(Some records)
++++++

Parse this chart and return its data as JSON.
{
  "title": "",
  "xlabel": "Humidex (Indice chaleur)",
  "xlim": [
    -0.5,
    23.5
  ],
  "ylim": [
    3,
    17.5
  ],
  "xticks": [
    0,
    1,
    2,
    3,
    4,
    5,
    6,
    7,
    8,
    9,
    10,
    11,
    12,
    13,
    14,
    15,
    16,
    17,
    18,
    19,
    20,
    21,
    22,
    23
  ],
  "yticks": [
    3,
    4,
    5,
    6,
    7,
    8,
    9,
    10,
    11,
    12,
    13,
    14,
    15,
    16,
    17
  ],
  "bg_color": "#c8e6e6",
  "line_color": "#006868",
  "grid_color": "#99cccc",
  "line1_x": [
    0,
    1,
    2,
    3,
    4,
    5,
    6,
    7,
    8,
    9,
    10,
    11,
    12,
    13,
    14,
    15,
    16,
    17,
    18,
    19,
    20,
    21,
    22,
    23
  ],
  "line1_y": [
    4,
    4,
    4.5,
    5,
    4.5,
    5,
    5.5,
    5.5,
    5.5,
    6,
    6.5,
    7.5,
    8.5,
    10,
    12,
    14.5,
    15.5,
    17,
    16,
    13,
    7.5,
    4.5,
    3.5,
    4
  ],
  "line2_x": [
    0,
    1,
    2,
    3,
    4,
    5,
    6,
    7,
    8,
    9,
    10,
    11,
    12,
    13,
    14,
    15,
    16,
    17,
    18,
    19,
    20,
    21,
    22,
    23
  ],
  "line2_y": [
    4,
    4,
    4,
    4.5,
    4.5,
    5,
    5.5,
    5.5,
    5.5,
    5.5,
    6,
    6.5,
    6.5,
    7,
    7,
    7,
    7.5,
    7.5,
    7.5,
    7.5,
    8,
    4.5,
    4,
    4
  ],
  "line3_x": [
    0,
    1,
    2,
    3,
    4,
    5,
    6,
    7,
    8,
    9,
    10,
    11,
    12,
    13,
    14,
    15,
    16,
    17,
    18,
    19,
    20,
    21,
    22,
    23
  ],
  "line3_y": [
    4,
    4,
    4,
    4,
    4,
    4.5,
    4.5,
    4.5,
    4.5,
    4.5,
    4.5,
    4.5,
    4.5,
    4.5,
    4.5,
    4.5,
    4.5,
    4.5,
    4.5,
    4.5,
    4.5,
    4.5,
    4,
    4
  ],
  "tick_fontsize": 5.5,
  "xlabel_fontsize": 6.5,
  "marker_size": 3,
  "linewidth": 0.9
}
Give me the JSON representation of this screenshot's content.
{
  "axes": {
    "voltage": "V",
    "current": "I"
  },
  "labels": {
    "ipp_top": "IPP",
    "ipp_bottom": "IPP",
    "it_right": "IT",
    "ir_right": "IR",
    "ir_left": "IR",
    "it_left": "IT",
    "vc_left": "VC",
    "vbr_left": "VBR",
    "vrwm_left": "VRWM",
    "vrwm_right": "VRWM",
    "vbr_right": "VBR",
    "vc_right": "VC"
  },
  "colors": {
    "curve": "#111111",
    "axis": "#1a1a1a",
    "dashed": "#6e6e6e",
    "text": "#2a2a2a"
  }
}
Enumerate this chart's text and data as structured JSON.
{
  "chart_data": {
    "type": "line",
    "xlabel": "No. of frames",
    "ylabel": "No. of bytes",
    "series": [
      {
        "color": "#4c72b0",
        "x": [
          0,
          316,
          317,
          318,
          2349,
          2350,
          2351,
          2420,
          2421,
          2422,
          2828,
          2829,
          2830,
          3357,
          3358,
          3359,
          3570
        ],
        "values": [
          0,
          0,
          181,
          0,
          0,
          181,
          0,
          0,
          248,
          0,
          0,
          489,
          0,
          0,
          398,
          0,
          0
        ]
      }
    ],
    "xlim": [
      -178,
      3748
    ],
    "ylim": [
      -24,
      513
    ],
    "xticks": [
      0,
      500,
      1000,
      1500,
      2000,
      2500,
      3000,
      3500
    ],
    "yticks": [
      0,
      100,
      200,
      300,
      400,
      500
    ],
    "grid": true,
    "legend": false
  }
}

++++++

Write every record out again, unaltered.

#### Answer to the task:
Parse this chart and return its data as JSON.
{
  "title": "",
  "xlabel": "Humidex (Indice chaleur)",
  "xlim": [
    -0.5,
    23.5
  ],
  "ylim": [
    3,
    17.5
  ],
  "xticks": [
    0,
    1,
    2,
    3,
    4,
    5,
    6,
    7,
    8,
    9,
    10,
    11,
    12,
    13,
    14,
    15,
    16,
    17,
    18,
    19,
    20,
    21,
    22,
    23
  ],
  "yticks": [
    3,
    4,
    5,
    6,
    7,
    8,
    9,
    10,
    11,
    12,
    13,
    14,
    15,
    16,
    17
  ],
  "bg_color": "#c8e6e6",
  "line_color": "#006868",
  "grid_color": "#99cccc",
  "line1_x": [
    0,
    1,
    2,
    3,
    4,
    5,
    6,
    7,
    8,
    9,
    10,
    11,
    12,
    13,
    14,
    15,
    16,
    17,
    18,
    19,
    20,
    21,
    22,
    23
  ],
  "line1_y": [
    4,
    4,
    4.5,
    5,
    4.5,
    5,
    5.5,
    5.5,
    5.5,
    6,
    6.5,
    7.5,
    8.5,
    10,
    12,
    14.5,
    15.5,
    17,
    16,
    13,
    7.5,
    4.5,
    3.5,
    4
  ],
  "line2_x": [
    0,
    1,
    2,
    3,
    4,
    5,
    6,
    7,
    8,
    9,
    10,
    11,
    12,
    13,
    14,
    15,
    16,
    17,
    18,
    19,
    20,
    21,
    22,
    23
  ],
  "line2_y": [
    4,
    4,
    4,
    4.5,
    4.5,
    5,
    5.5,
    5.5,
    5.5,
    5.5,
    6,
    6.5,
    6.5,
    7,
    7,
    7,
    7.5,
    7.5,
    7.5,
    7.5,
    8,
    4.5,
    4,
    4
  ],
  "line3_x": [
    0,
    1,
    2,
    3,
    4,
    5,
    6,
    7,
    8,
    9,
    10,
    11,
    12,
    13,
    14,
    15,
    16,
    17,
    18,
    19,
    20,
    21,
    22,
    23
  ],
  "line3_y": [
    4,
    4,
    4,
    4,
    4,
    4.5,
    4.5,
    4.5,
    4.5,
    4.5,
    4.5,
    4.5,
    4.5,
    4.5,
    4.5,
    4.5,
    4.5,
    4.5,
    4.5,
    4.5,
    4.5,
    4.5,
    4,
    4
  ],
  "tick_fontsize": 5.5,
  "xlabel_fontsize": 6.5,
  "marker_size": 3,
  "linewidth": 0.9
}
Give me the JSON representation of this screenshot's content.
{
  "axes": {
    "voltage": "V",
    "current": "I"
  },
  "labels": {
    "ipp_top": "IPP",
    "ipp_bottom": "IPP",
    "it_right": "IT",
    "ir_right": "IR",
    "ir_left": "IR",
    "it_left": "IT",
    "vc_left": "VC",
    "vbr_left": "VBR",
    "vrwm_left": "VRWM",
    "vrwm_right": "VRWM",
    "vbr_right": "VBR",
    "vc_right": "VC"
  },
  "colors": {
    "curve": "#111111",
    "axis": "#1a1a1a",
    "dashed": "#6e6e6e",
    "text": "#2a2a2a"
  }
}
Enumerate this chart's text and data as structured JSON.
{
  "chart_data": {
    "type": "line",
    "xlabel": "No. of frames",
    "ylabel": "No. of bytes",
    "series": [
      {
        "color": "#4c72b0",
        "x": [
          0,
          316,
          317,
          318,
          2349,
          2350,
          2351,
          2420,
          2421,
          2422,
          2828,
          2829,
          2830,
          3357,
          3358,
          3359,
          3570
        ],
        "values": [
          0,
          0,
          181,
          0,
          0,
          181,
          0,
          0,
          248,
          0,
          0,
          489,
          0,
          0,
          398,
          0,
          0
        ]
      }
    ],
    "xlim": [
      -178,
      3748
    ],
    "ylim": [
      -24,
      513
    ],
    "xticks": [
      0,
      500,
      1000,
      1500,
      2000,
      2500,
      3000,
      3500
    ],
    "yticks": [
      0,
      100,
      200,
      300,
      400,
      500
    ],
    "grid": true,
    "legend": false
  }
}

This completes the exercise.